=== Records for processing ===

□ □ □ □ □ □ □

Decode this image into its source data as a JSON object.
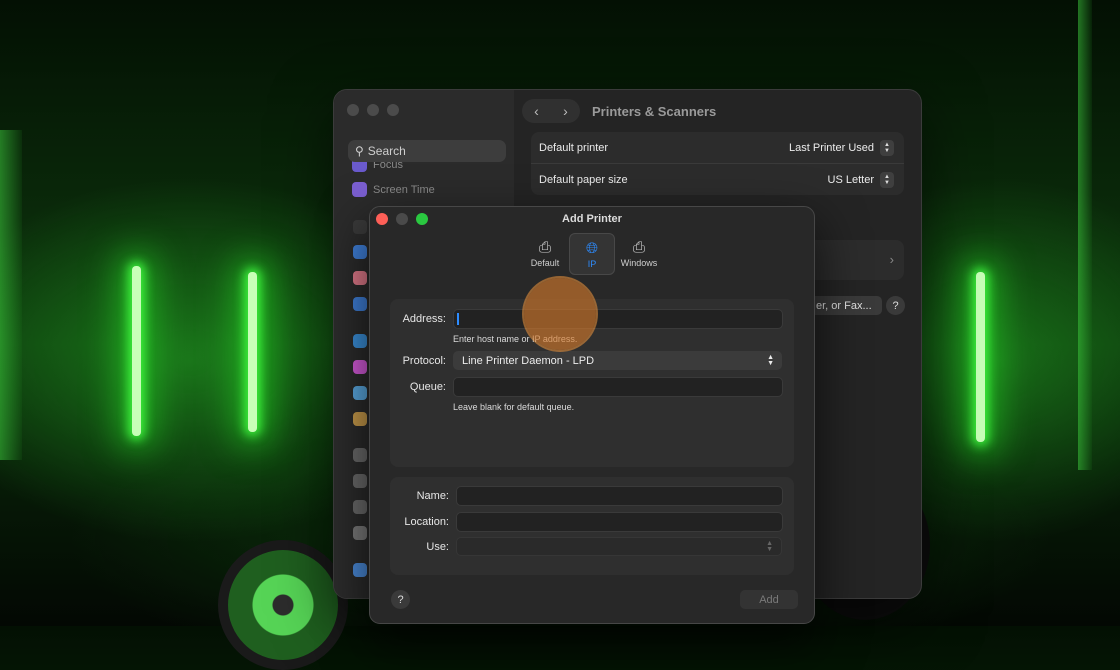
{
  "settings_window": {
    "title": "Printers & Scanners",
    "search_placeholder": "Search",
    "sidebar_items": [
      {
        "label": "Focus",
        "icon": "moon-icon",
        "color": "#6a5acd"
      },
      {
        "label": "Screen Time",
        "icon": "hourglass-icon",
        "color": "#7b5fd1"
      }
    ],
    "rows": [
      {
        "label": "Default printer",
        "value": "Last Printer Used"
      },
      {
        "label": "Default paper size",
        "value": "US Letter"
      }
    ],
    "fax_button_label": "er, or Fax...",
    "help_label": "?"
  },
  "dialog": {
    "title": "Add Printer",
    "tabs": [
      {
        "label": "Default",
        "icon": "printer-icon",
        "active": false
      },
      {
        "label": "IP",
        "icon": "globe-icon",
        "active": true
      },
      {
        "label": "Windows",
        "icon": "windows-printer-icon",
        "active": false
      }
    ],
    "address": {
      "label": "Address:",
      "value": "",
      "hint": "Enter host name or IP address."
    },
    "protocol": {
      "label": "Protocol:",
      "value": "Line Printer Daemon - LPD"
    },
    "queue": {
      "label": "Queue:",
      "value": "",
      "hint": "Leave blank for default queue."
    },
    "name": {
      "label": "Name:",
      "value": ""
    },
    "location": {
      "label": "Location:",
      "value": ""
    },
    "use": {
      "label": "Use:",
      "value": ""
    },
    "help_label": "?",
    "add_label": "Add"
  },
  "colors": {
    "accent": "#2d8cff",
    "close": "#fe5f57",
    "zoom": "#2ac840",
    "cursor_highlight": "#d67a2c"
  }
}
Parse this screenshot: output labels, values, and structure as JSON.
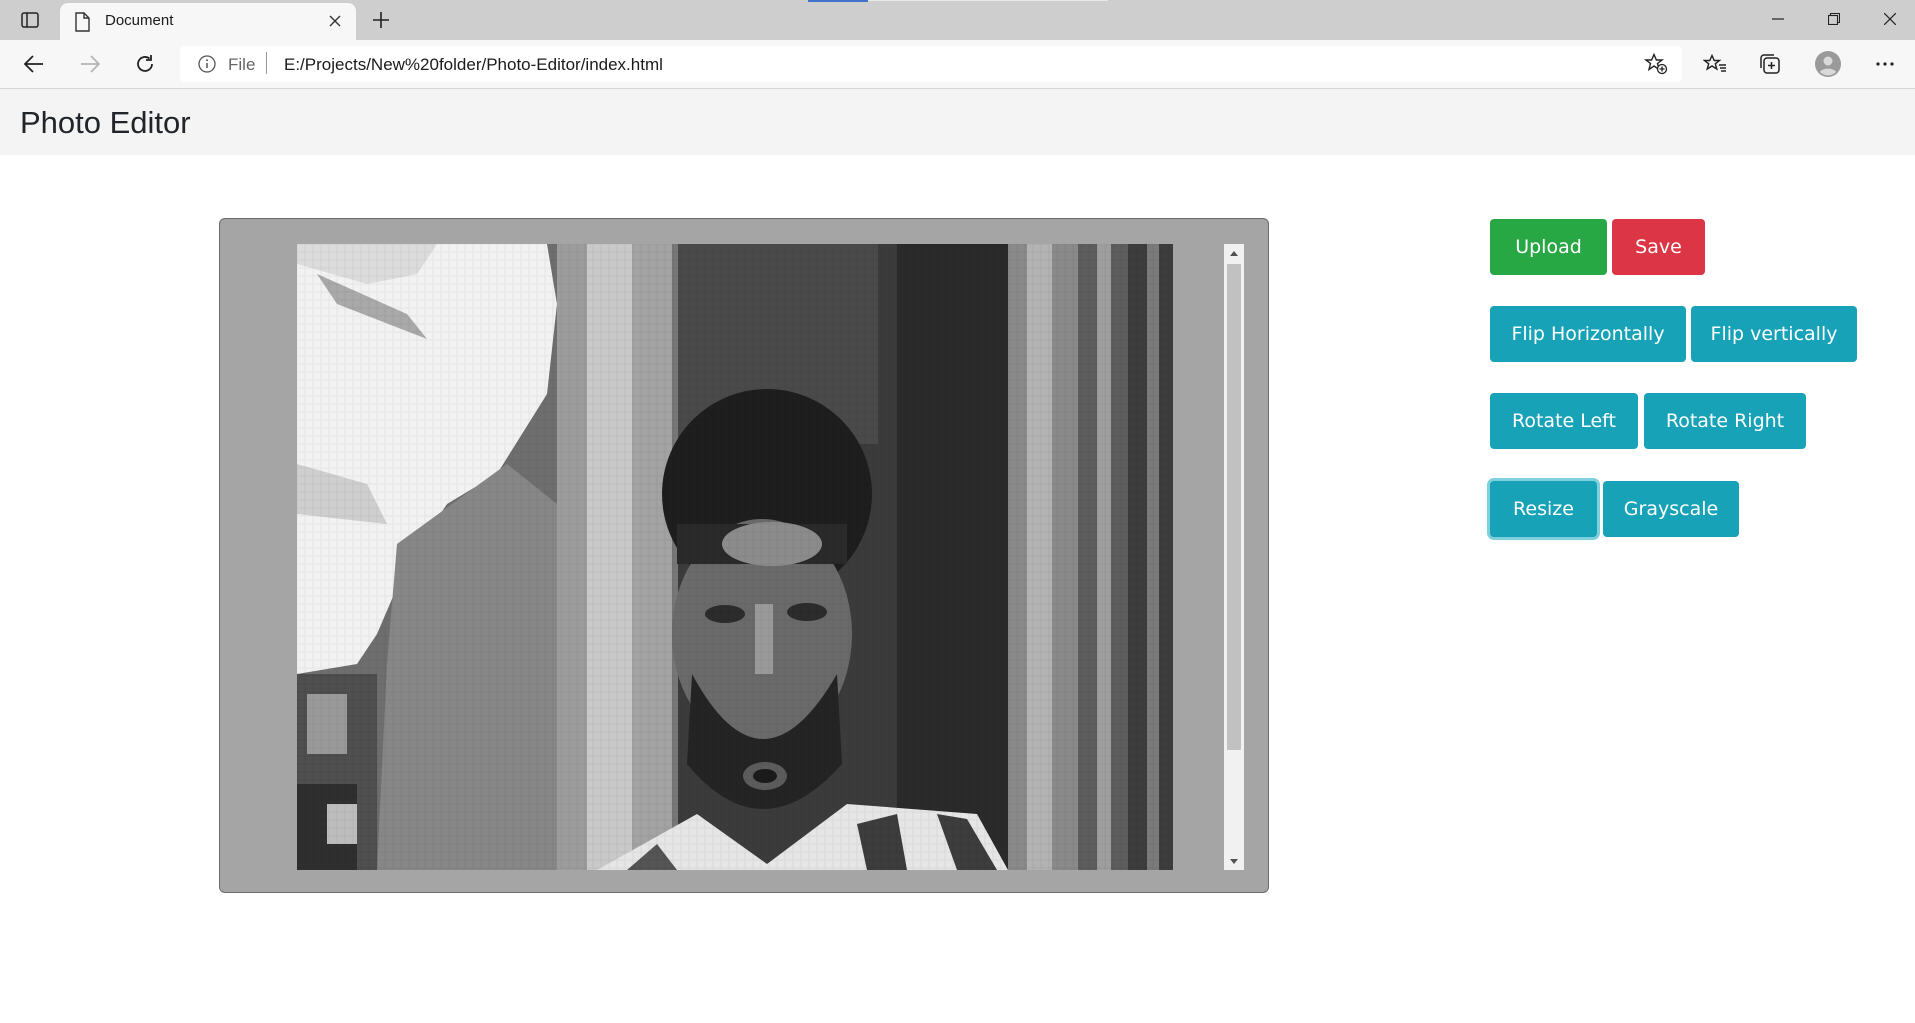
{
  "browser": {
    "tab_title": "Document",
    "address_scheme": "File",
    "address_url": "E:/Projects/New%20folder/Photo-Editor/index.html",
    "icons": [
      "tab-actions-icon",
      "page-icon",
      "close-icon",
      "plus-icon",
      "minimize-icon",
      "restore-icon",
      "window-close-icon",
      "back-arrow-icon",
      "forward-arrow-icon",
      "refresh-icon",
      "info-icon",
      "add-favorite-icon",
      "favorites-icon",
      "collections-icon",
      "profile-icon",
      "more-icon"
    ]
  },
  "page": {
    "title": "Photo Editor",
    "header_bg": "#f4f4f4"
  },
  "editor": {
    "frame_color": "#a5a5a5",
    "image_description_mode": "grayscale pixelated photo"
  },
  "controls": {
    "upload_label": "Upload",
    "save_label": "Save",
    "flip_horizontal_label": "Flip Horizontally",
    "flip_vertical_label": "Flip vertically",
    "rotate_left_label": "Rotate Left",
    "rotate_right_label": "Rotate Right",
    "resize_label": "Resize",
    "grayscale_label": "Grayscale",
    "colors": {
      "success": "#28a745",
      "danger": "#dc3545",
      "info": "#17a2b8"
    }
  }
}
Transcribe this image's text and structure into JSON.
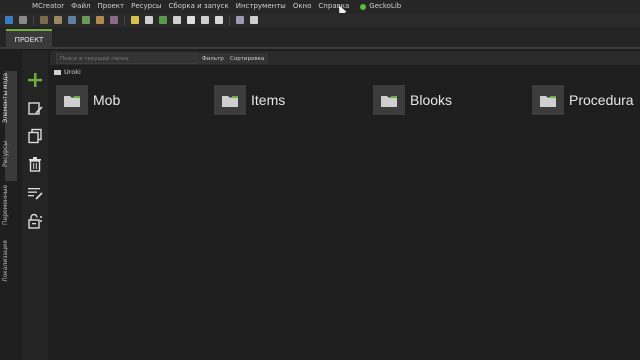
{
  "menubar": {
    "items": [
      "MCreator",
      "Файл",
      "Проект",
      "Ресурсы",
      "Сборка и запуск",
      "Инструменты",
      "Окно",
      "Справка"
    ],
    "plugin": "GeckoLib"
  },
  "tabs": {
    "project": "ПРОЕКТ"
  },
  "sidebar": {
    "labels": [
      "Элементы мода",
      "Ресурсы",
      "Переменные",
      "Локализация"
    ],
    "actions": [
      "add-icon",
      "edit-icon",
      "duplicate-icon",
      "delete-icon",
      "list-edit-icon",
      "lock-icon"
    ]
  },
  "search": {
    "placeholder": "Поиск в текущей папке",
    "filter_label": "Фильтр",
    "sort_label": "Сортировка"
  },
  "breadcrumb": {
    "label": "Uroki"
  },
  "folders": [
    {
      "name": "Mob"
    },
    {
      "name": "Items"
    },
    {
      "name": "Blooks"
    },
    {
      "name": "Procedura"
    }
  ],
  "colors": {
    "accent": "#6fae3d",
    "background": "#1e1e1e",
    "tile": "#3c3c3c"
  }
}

□ □ □ □ □ □ □

=== Written exercise ===
Point out every line holding the string "hint" and copy it.

=== Solution to this problem ===
      "hint": "Enter host name or IP address."
      "hint": "Leave blank for default queue."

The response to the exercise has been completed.